| WHAT THIS TASK INVOLVES |
Quote all entries in full, exactly.

| INPUT RECORDS |
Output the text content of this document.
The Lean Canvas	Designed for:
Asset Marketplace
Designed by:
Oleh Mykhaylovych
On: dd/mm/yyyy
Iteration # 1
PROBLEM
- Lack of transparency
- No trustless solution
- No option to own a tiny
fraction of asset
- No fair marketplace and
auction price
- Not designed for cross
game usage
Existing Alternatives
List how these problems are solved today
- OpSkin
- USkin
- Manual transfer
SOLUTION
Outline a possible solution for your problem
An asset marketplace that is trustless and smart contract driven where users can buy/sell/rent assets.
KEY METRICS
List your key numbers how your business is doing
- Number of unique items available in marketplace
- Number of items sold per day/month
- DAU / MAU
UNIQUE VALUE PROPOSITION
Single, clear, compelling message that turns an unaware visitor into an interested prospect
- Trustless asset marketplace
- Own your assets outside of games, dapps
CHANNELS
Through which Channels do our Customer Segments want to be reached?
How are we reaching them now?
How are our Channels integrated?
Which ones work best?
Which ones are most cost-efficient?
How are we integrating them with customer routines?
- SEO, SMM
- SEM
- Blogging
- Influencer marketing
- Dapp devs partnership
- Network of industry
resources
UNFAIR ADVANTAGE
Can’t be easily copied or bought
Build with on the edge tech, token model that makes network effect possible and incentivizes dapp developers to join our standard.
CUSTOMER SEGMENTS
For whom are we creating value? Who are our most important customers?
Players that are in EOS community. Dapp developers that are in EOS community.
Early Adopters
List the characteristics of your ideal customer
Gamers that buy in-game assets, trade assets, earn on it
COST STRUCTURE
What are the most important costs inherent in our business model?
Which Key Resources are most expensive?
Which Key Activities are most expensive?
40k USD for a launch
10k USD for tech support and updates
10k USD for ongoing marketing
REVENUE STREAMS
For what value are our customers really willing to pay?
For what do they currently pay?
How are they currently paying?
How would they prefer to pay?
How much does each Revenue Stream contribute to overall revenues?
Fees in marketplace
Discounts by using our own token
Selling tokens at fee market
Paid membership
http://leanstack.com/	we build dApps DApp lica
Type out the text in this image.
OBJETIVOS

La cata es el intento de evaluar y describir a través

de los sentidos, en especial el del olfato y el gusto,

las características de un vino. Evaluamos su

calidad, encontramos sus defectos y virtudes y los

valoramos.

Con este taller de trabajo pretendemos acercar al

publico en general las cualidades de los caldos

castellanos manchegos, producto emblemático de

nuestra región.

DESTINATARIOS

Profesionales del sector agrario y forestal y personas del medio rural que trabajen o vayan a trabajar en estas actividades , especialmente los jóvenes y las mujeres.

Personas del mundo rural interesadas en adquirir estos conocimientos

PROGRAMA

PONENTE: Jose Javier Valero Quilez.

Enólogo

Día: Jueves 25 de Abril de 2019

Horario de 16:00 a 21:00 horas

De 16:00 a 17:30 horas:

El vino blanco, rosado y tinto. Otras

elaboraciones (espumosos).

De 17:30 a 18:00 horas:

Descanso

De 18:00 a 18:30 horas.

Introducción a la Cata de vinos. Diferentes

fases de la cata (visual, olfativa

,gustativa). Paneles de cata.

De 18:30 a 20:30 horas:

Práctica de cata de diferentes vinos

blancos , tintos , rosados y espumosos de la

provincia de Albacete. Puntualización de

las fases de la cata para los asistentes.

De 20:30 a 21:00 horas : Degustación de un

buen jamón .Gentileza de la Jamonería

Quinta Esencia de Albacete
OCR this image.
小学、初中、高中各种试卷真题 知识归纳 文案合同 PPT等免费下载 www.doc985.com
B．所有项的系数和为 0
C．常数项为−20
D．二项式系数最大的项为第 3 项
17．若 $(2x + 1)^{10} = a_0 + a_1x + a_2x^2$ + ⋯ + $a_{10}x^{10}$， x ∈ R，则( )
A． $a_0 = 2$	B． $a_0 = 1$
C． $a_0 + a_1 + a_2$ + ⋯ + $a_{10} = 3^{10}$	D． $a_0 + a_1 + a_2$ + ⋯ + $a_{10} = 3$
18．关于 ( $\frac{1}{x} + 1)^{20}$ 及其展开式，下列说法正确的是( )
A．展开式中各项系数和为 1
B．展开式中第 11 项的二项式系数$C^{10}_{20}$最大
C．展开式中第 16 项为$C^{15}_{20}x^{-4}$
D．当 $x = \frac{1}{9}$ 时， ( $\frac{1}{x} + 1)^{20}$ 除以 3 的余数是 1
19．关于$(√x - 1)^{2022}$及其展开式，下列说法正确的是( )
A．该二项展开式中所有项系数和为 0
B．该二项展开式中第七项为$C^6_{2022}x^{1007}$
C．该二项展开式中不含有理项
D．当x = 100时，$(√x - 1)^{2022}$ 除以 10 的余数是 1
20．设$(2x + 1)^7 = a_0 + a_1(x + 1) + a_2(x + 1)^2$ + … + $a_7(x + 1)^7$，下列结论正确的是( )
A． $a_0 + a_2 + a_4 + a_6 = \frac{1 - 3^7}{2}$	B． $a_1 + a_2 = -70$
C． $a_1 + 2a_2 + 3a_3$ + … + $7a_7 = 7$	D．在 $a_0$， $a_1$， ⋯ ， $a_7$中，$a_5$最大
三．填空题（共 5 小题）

| OUTPUT OF THE TASK |
Output the text content of this document.
The Lean Canvas	Designed for:
Asset Marketplace
Designed by:
Oleh Mykhaylovych
On: dd/mm/yyyy
Iteration # 1
PROBLEM
- Lack of transparency
- No trustless solution
- No option to own a tiny
fraction of asset
- No fair marketplace and
auction price
- Not designed for cross
game usage
Existing Alternatives
List how these problems are solved today
- OpSkin
- USkin
- Manual transfer
SOLUTION
Outline a possible solution for your problem
An asset marketplace that is trustless and smart contract driven where users can buy/sell/rent assets.
KEY METRICS
List your key numbers how your business is doing
- Number of unique items available in marketplace
- Number of items sold per day/month
- DAU / MAU
UNIQUE VALUE PROPOSITION
Single, clear, compelling message that turns an unaware visitor into an interested prospect
- Trustless asset marketplace
- Own your assets outside of games, dapps
CHANNELS
Through which Channels do our Customer Segments want to be reached?
How are we reaching them now?
How are our Channels integrated?
Which ones work best?
Which ones are most cost-efficient?
How are we integrating them with customer routines?
- SEO, SMM
- SEM
- Blogging
- Influencer marketing
- Dapp devs partnership
- Network of industry
resources
UNFAIR ADVANTAGE
Can’t be easily copied or bought
Build with on the edge tech, token model that makes network effect possible and incentivizes dapp developers to join our standard.
CUSTOMER SEGMENTS
For whom are we creating value? Who are our most important customers?
Players that are in EOS community. Dapp developers that are in EOS community.
Early Adopters
List the characteristics of your ideal customer
Gamers that buy in-game assets, trade assets, earn on it
COST STRUCTURE
What are the most important costs inherent in our business model?
Which Key Resources are most expensive?
Which Key Activities are most expensive?
40k USD for a launch
10k USD for tech support and updates
10k USD for ongoing marketing
REVENUE STREAMS
For what value are our customers really willing to pay?
For what do they currently pay?
How are they currently paying?
How would they prefer to pay?
How much does each Revenue Stream contribute to overall revenues?
Fees in marketplace
Discounts by using our own token
Selling tokens at fee market
Paid membership
http://leanstack.com/	we build dApps DApp lica
Type out the text in this image.
OBJETIVOS

La cata es el intento de evaluar y describir a través

de los sentidos, en especial el del olfato y el gusto,

las características de un vino. Evaluamos su

calidad, encontramos sus defectos y virtudes y los

valoramos.

Con este taller de trabajo pretendemos acercar al

publico en general las cualidades de los caldos

castellanos manchegos, producto emblemático de

nuestra región.

DESTINATARIOS

Profesionales del sector agrario y forestal y personas del medio rural que trabajen o vayan a trabajar en estas actividades , especialmente los jóvenes y las mujeres.

Personas del mundo rural interesadas en adquirir estos conocimientos

PROGRAMA

PONENTE: Jose Javier Valero Quilez.

Enólogo

Día: Jueves 25 de Abril de 2019

Horario de 16:00 a 21:00 horas

De 16:00 a 17:30 horas:

El vino blanco, rosado y tinto. Otras

elaboraciones (espumosos).

De 17:30 a 18:00 horas:

Descanso

De 18:00 a 18:30 horas.

Introducción a la Cata de vinos. Diferentes

fases de la cata (visual, olfativa

,gustativa). Paneles de cata.

De 18:30 a 20:30 horas:

Práctica de cata de diferentes vinos

blancos , tintos , rosados y espumosos de la

provincia de Albacete. Puntualización de

las fases de la cata para los asistentes.

De 20:30 a 21:00 horas : Degustación de un

buen jamón .Gentileza de la Jamonería

Quinta Esencia de Albacete
OCR this image.
小学、初中、高中各种试卷真题 知识归纳 文案合同 PPT等免费下载 www.doc985.com
B．所有项的系数和为 0
C．常数项为−20
D．二项式系数最大的项为第 3 项
17．若 $(2x + 1)^{10} = a_0 + a_1x + a_2x^2$ + ⋯ + $a_{10}x^{10}$， x ∈ R，则( )
A． $a_0 = 2$	B． $a_0 = 1$
C． $a_0 + a_1 + a_2$ + ⋯ + $a_{10} = 3^{10}$	D． $a_0 + a_1 + a_2$ + ⋯ + $a_{10} = 3$
18．关于 ( $\frac{1}{x} + 1)^{20}$ 及其展开式，下列说法正确的是( )
A．展开式中各项系数和为 1
B．展开式中第 11 项的二项式系数$C^{10}_{20}$最大
C．展开式中第 16 项为$C^{15}_{20}x^{-4}$
D．当 $x = \frac{1}{9}$ 时， ( $\frac{1}{x} + 1)^{20}$ 除以 3 的余数是 1
19．关于$(√x - 1)^{2022}$及其展开式，下列说法正确的是( )
A．该二项展开式中所有项系数和为 0
B．该二项展开式中第七项为$C^6_{2022}x^{1007}$
C．该二项展开式中不含有理项
D．当x = 100时，$(√x - 1)^{2022}$ 除以 10 的余数是 1
20．设$(2x + 1)^7 = a_0 + a_1(x + 1) + a_2(x + 1)^2$ + … + $a_7(x + 1)^7$，下列结论正确的是( )
A． $a_0 + a_2 + a_4 + a_6 = \frac{1 - 3^7}{2}$	B． $a_1 + a_2 = -70$
C． $a_1 + 2a_2 + 3a_3$ + … + $7a_7 = 7$	D．在 $a_0$， $a_1$， ⋯ ， $a_7$中，$a_5$最大
三．填空题（共 5 小题）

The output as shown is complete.